Dataset entries
◆ ◆ ◆ ◆

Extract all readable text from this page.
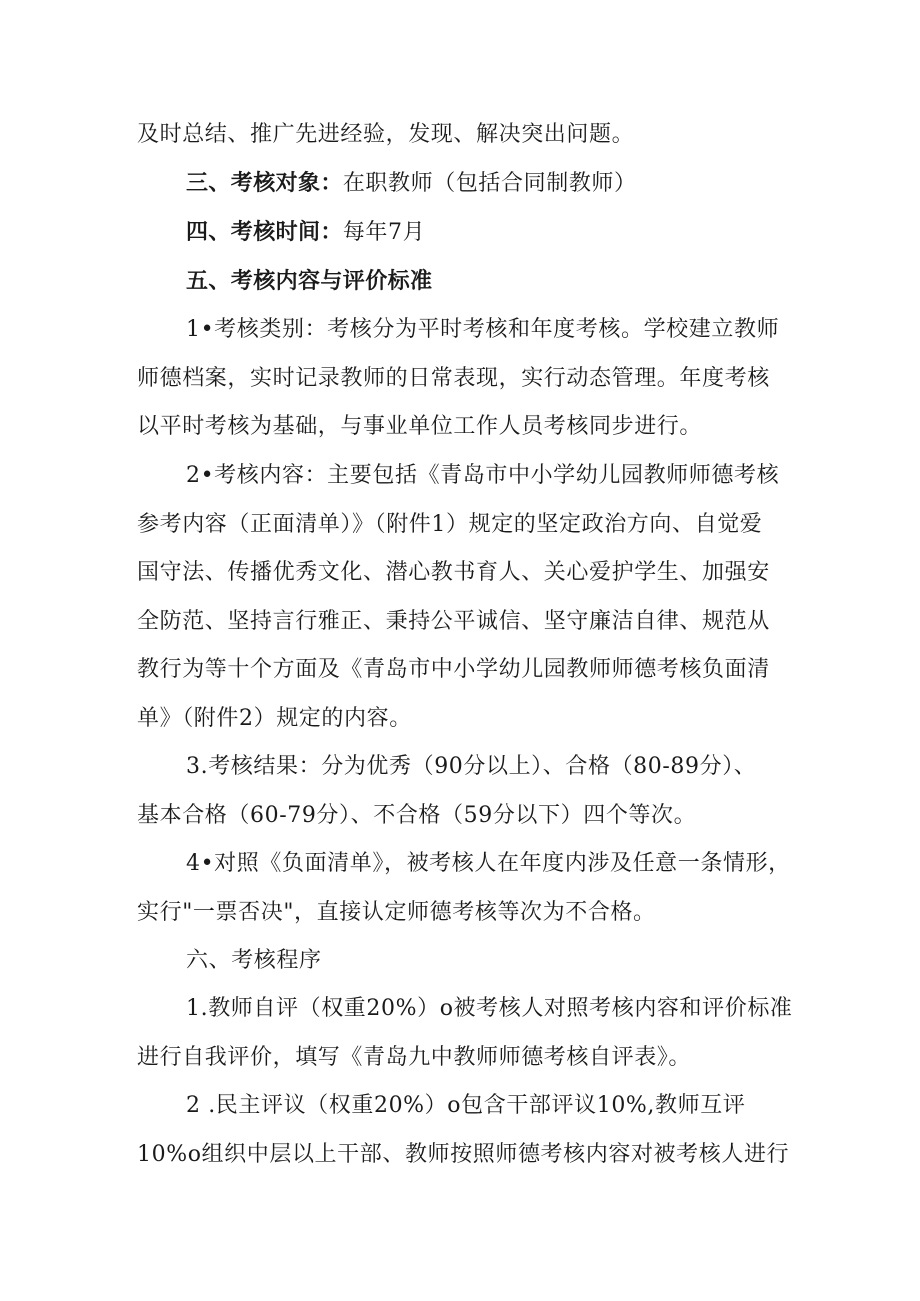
及时总结、推广先进经验，发现、解决突出问题。
三、考核对象：在职教师（包括合同制教师）
四、考核时间：每年7月
五、考核内容与评价标准
1•考核类别：考核分为平时考核和年度考核。学校建立教师
师德档案，实时记录教师的日常表现，实行动态管理。年度考核
以平时考核为基础，与事业单位工作人员考核同步进行。
2•考核内容：主要包括《青岛市中小学幼儿园教师师德考核
参考内容（正面清单）》（附件1）规定的坚定政治方向、自觉爱
国守法、传播优秀文化、潜心教书育人、关心爱护学生、加强安
全防范、坚持言行雅正、秉持公平诚信、坚守廉洁自律、规范从
教行为等十个方面及《青岛市中小学幼儿园教师师德考核负面清
单》（附件2）规定的内容。
3.考核结果：分为优秀（90分以上）、合格（80-89分）、
基本合格（60-79分）、不合格（59分以下）四个等次。
4•对照《负面清单》，被考核人在年度内涉及任意一条情形，
实行"一票否决"，直接认定师德考核等次为不合格。
六、考核程序
1.教师自评（权重20%）o被考核人对照考核内容和评价标准
进行自我评价，填写《青岛九中教师师德考核自评表》。
2 .民主评议（权重20%）o包含干部评议10%,教师互评
10%o组织中层以上干部、教师按照师德考核内容对被考核人进行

◆ ◆ ◆ ◆

■ The exercise
Excluding the pictures, reproduce every entry exactly as given.

■ Complete answer
Extract all readable text from this page.
及时总结、推广先进经验，发现、解决突出问题。
三、考核对象：在职教师（包括合同制教师）
四、考核时间：每年7月
五、考核内容与评价标准
1•考核类别：考核分为平时考核和年度考核。学校建立教师
师德档案，实时记录教师的日常表现，实行动态管理。年度考核
以平时考核为基础，与事业单位工作人员考核同步进行。
2•考核内容：主要包括《青岛市中小学幼儿园教师师德考核
参考内容（正面清单）》（附件1）规定的坚定政治方向、自觉爱
国守法、传播优秀文化、潜心教书育人、关心爱护学生、加强安
全防范、坚持言行雅正、秉持公平诚信、坚守廉洁自律、规范从
教行为等十个方面及《青岛市中小学幼儿园教师师德考核负面清
单》（附件2）规定的内容。
3.考核结果：分为优秀（90分以上）、合格（80-89分）、
基本合格（60-79分）、不合格（59分以下）四个等次。
4•对照《负面清单》，被考核人在年度内涉及任意一条情形，
实行"一票否决"，直接认定师德考核等次为不合格。
六、考核程序
1.教师自评（权重20%）o被考核人对照考核内容和评价标准
进行自我评价，填写《青岛九中教师师德考核自评表》。
2 .民主评议（权重20%）o包含干部评议10%,教师互评
10%o组织中层以上干部、教师按照师德考核内容对被考核人进行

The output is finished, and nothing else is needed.